:: What the exercise asks ::
Quote the whole listing word for word. Do not include the pictures.

........

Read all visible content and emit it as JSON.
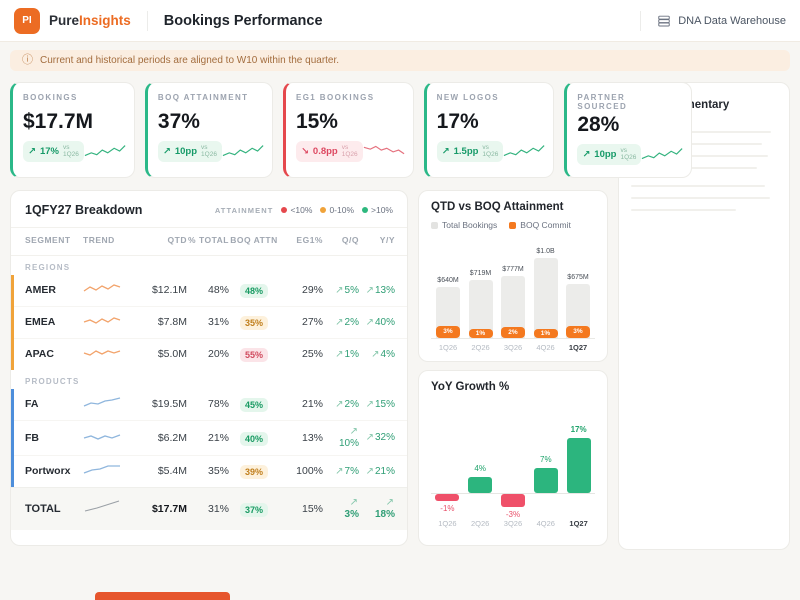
{
  "header": {
    "logo_text": "PI",
    "brand_first": "Pure",
    "brand_second": "Insights",
    "title": "Bookings Performance",
    "datasource_label": "DNA Data Warehouse"
  },
  "notice": {
    "text": "Current and historical periods are aligned to W10 within the quarter."
  },
  "glyphs": {
    "up": "↗",
    "down": "↘"
  },
  "colors": {
    "brand": "#ec6c23",
    "positive": "#169a68",
    "negative": "#dd4861",
    "amber": "#c07e1b"
  },
  "kpis": [
    {
      "label": "BOOKINGS",
      "value": "$17.7M",
      "arrow": "↗",
      "delta": "17%",
      "vs": "vs",
      "period": "1Q26",
      "tone": "green"
    },
    {
      "label": "BOQ ATTAINMENT",
      "value": "37%",
      "arrow": "↗",
      "delta": "10pp",
      "vs": "vs",
      "period": "1Q26",
      "tone": "green"
    },
    {
      "label": "EG1 BOOKINGS",
      "value": "15%",
      "arrow": "↘",
      "delta": "0.8pp",
      "vs": "vs",
      "period": "1Q26",
      "tone": "red"
    },
    {
      "label": "NEW LOGOS",
      "value": "17%",
      "arrow": "↗",
      "delta": "1.5pp",
      "vs": "vs",
      "period": "1Q26",
      "tone": "green"
    },
    {
      "label": "PARTNER SOURCED",
      "value": "28%",
      "arrow": "↗",
      "delta": "10pp",
      "vs": "vs",
      "period": "1Q26",
      "tone": "green"
    }
  ],
  "table": {
    "title": "1QFY27 Breakdown",
    "legend": {
      "caption": "ATTAINMENT",
      "items": [
        {
          "label": "<10%",
          "color": "#e5484d"
        },
        {
          "label": "0-10%",
          "color": "#f0a33a"
        },
        {
          "label": ">10%",
          "color": "#2eb87e"
        }
      ]
    },
    "columns": [
      "SEGMENT",
      "TREND",
      "QTD",
      "% TOTAL",
      "BOQ ATTN",
      "EG1%",
      "Q/Q",
      "Y/Y"
    ],
    "sections": [
      {
        "name": "REGIONS",
        "rows": [
          {
            "segment": "AMER",
            "qtd": "$12.1M",
            "pct_total": "48%",
            "boq": "48%",
            "boq_tone": "green",
            "eg1": "29%",
            "qq": "5%",
            "yy": "13%"
          },
          {
            "segment": "EMEA",
            "qtd": "$7.8M",
            "pct_total": "31%",
            "boq": "35%",
            "boq_tone": "amber",
            "eg1": "27%",
            "qq": "2%",
            "yy": "40%"
          },
          {
            "segment": "APAC",
            "qtd": "$5.0M",
            "pct_total": "20%",
            "boq": "55%",
            "boq_tone": "red",
            "eg1": "25%",
            "qq": "1%",
            "yy": "4%"
          }
        ]
      },
      {
        "name": "PRODUCTS",
        "rows": [
          {
            "segment": "FA",
            "qtd": "$19.5M",
            "pct_total": "78%",
            "boq": "45%",
            "boq_tone": "green",
            "eg1": "21%",
            "qq": "2%",
            "yy": "15%"
          },
          {
            "segment": "FB",
            "qtd": "$6.2M",
            "pct_total": "21%",
            "boq": "40%",
            "boq_tone": "green",
            "eg1": "13%",
            "qq": "10%",
            "yy": "32%"
          },
          {
            "segment": "Portworx",
            "qtd": "$5.4M",
            "pct_total": "35%",
            "boq": "39%",
            "boq_tone": "amber",
            "eg1": "100%",
            "qq": "7%",
            "yy": "21%"
          }
        ]
      }
    ],
    "total": {
      "segment": "TOTAL",
      "qtd": "$17.7M",
      "pct_total": "31%",
      "boq": "37%",
      "boq_tone": "green",
      "eg1": "15%",
      "qq": "3%",
      "yy": "18%"
    }
  },
  "chart_data": [
    {
      "type": "bar",
      "title": "QTD vs BOQ Attainment",
      "legend": [
        {
          "name": "Total Bookings",
          "color": "#ececea"
        },
        {
          "name": "BOQ Commit",
          "color": "#f4791f"
        }
      ],
      "categories": [
        "1Q26",
        "2Q26",
        "3Q26",
        "4Q26",
        "1Q27"
      ],
      "ylim": [
        0,
        1000
      ],
      "series": [
        {
          "name": "Total Bookings",
          "values_musd": [
            640,
            719,
            777,
            1000,
            675
          ],
          "labels": [
            "$640M",
            "$719M",
            "$777M",
            "$1.0B",
            "$675M"
          ]
        },
        {
          "name": "BOQ Commit",
          "values": [
            3,
            1,
            2,
            1,
            3
          ],
          "labels": [
            "3%",
            "1%",
            "2%",
            "1%",
            "3%"
          ]
        }
      ]
    },
    {
      "type": "bar",
      "title": "YoY Growth %",
      "categories": [
        "1Q26",
        "2Q26",
        "3Q26",
        "4Q26",
        "1Q27"
      ],
      "values": [
        -1,
        4,
        -3,
        7,
        17
      ],
      "labels": [
        "-1%",
        "4%",
        "-3%",
        "7%",
        "17%"
      ],
      "colors": {
        "positive": "#2cb57e",
        "negative": "#ef5069"
      }
    }
  ],
  "commentary": {
    "title": "Commentary"
  }
}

........

:: Problem solution ::
Read all visible content and emit it as JSON.
{
  "header": {
    "logo_text": "PI",
    "brand_first": "Pure",
    "brand_second": "Insights",
    "title": "Bookings Performance",
    "datasource_label": "DNA Data Warehouse"
  },
  "notice": {
    "text": "Current and historical periods are aligned to W10 within the quarter."
  },
  "glyphs": {
    "up": "↗",
    "down": "↘"
  },
  "colors": {
    "brand": "#ec6c23",
    "positive": "#169a68",
    "negative": "#dd4861",
    "amber": "#c07e1b"
  },
  "kpis": [
    {
      "label": "BOOKINGS",
      "value": "$17.7M",
      "arrow": "↗",
      "delta": "17%",
      "vs": "vs",
      "period": "1Q26",
      "tone": "green"
    },
    {
      "label": "BOQ ATTAINMENT",
      "value": "37%",
      "arrow": "↗",
      "delta": "10pp",
      "vs": "vs",
      "period": "1Q26",
      "tone": "green"
    },
    {
      "label": "EG1 BOOKINGS",
      "value": "15%",
      "arrow": "↘",
      "delta": "0.8pp",
      "vs": "vs",
      "period": "1Q26",
      "tone": "red"
    },
    {
      "label": "NEW LOGOS",
      "value": "17%",
      "arrow": "↗",
      "delta": "1.5pp",
      "vs": "vs",
      "period": "1Q26",
      "tone": "green"
    },
    {
      "label": "PARTNER SOURCED",
      "value": "28%",
      "arrow": "↗",
      "delta": "10pp",
      "vs": "vs",
      "period": "1Q26",
      "tone": "green"
    }
  ],
  "table": {
    "title": "1QFY27 Breakdown",
    "legend": {
      "caption": "ATTAINMENT",
      "items": [
        {
          "label": "<10%",
          "color": "#e5484d"
        },
        {
          "label": "0-10%",
          "color": "#f0a33a"
        },
        {
          "label": ">10%",
          "color": "#2eb87e"
        }
      ]
    },
    "columns": [
      "SEGMENT",
      "TREND",
      "QTD",
      "% TOTAL",
      "BOQ ATTN",
      "EG1%",
      "Q/Q",
      "Y/Y"
    ],
    "sections": [
      {
        "name": "REGIONS",
        "rows": [
          {
            "segment": "AMER",
            "qtd": "$12.1M",
            "pct_total": "48%",
            "boq": "48%",
            "boq_tone": "green",
            "eg1": "29%",
            "qq": "5%",
            "yy": "13%"
          },
          {
            "segment": "EMEA",
            "qtd": "$7.8M",
            "pct_total": "31%",
            "boq": "35%",
            "boq_tone": "amber",
            "eg1": "27%",
            "qq": "2%",
            "yy": "40%"
          },
          {
            "segment": "APAC",
            "qtd": "$5.0M",
            "pct_total": "20%",
            "boq": "55%",
            "boq_tone": "red",
            "eg1": "25%",
            "qq": "1%",
            "yy": "4%"
          }
        ]
      },
      {
        "name": "PRODUCTS",
        "rows": [
          {
            "segment": "FA",
            "qtd": "$19.5M",
            "pct_total": "78%",
            "boq": "45%",
            "boq_tone": "green",
            "eg1": "21%",
            "qq": "2%",
            "yy": "15%"
          },
          {
            "segment": "FB",
            "qtd": "$6.2M",
            "pct_total": "21%",
            "boq": "40%",
            "boq_tone": "green",
            "eg1": "13%",
            "qq": "10%",
            "yy": "32%"
          },
          {
            "segment": "Portworx",
            "qtd": "$5.4M",
            "pct_total": "35%",
            "boq": "39%",
            "boq_tone": "amber",
            "eg1": "100%",
            "qq": "7%",
            "yy": "21%"
          }
        ]
      }
    ],
    "total": {
      "segment": "TOTAL",
      "qtd": "$17.7M",
      "pct_total": "31%",
      "boq": "37%",
      "boq_tone": "green",
      "eg1": "15%",
      "qq": "3%",
      "yy": "18%"
    }
  },
  "chart_data": [
    {
      "type": "bar",
      "title": "QTD vs BOQ Attainment",
      "legend": [
        {
          "name": "Total Bookings",
          "color": "#ececea"
        },
        {
          "name": "BOQ Commit",
          "color": "#f4791f"
        }
      ],
      "categories": [
        "1Q26",
        "2Q26",
        "3Q26",
        "4Q26",
        "1Q27"
      ],
      "ylim": [
        0,
        1000
      ],
      "series": [
        {
          "name": "Total Bookings",
          "values_musd": [
            640,
            719,
            777,
            1000,
            675
          ],
          "labels": [
            "$640M",
            "$719M",
            "$777M",
            "$1.0B",
            "$675M"
          ]
        },
        {
          "name": "BOQ Commit",
          "values": [
            3,
            1,
            2,
            1,
            3
          ],
          "labels": [
            "3%",
            "1%",
            "2%",
            "1%",
            "3%"
          ]
        }
      ]
    },
    {
      "type": "bar",
      "title": "YoY Growth %",
      "categories": [
        "1Q26",
        "2Q26",
        "3Q26",
        "4Q26",
        "1Q27"
      ],
      "values": [
        -1,
        4,
        -3,
        7,
        17
      ],
      "labels": [
        "-1%",
        "4%",
        "-3%",
        "7%",
        "17%"
      ],
      "colors": {
        "positive": "#2cb57e",
        "negative": "#ef5069"
      }
    }
  ],
  "commentary": {
    "title": "Commentary"
  }
}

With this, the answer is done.